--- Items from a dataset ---
* * * * * * * * *
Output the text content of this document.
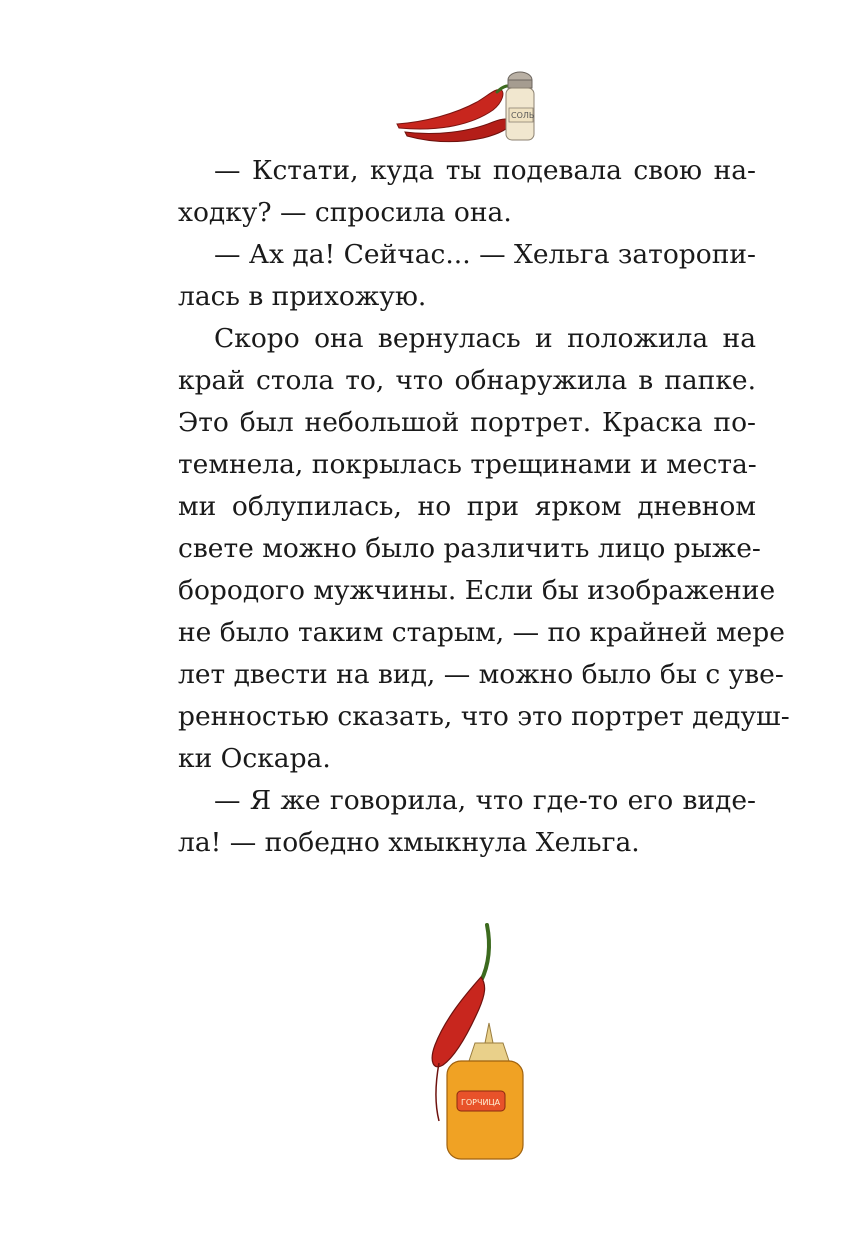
СОЛЬ
— Кстати, куда ты подевала свою на-
ходку? — спросила она.
— Ах да! Сейчас... — Хельга заторопи-
лась в прихожую.
Скоро она вернулась и положила на
край стола то, что обнаружила в папке.
Это был небольшой портрет. Краска по-
темнела, покрылась трещинами и места-
ми облупилась, но при ярком дневном
свете можно было различить лицо рыже-
бородого мужчины. Если бы изображение
не было таким старым, — по крайней мере
лет двести на вид, — можно было бы с уве-
ренностью сказать, что это портрет дедуш-
ки Оскара.
— Я же говорила, что где-то его виде-
ла! — победно хмыкнула Хельга.
ГОРЧИЦА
* * * * * * * * *
--- Written task ---
Quote the material word for word, dropping any images it holds.

--- Answer to the exercise ---
Output the text content of this document.
СОЛЬ
— Кстати, куда ты подевала свою на-
ходку? — спросила она.
— Ах да! Сейчас... — Хельга заторопи-
лась в прихожую.
Скоро она вернулась и положила на
край стола то, что обнаружила в папке.
Это был небольшой портрет. Краска по-
темнела, покрылась трещинами и места-
ми облупилась, но при ярком дневном
свете можно было различить лицо рыже-
бородого мужчины. Если бы изображение
не было таким старым, — по крайней мере
лет двести на вид, — можно было бы с уве-
ренностью сказать, что это портрет дедуш-
ки Оскара.
— Я же говорила, что где-то его виде-
ла! — победно хмыкнула Хельга.
ГОРЧИЦА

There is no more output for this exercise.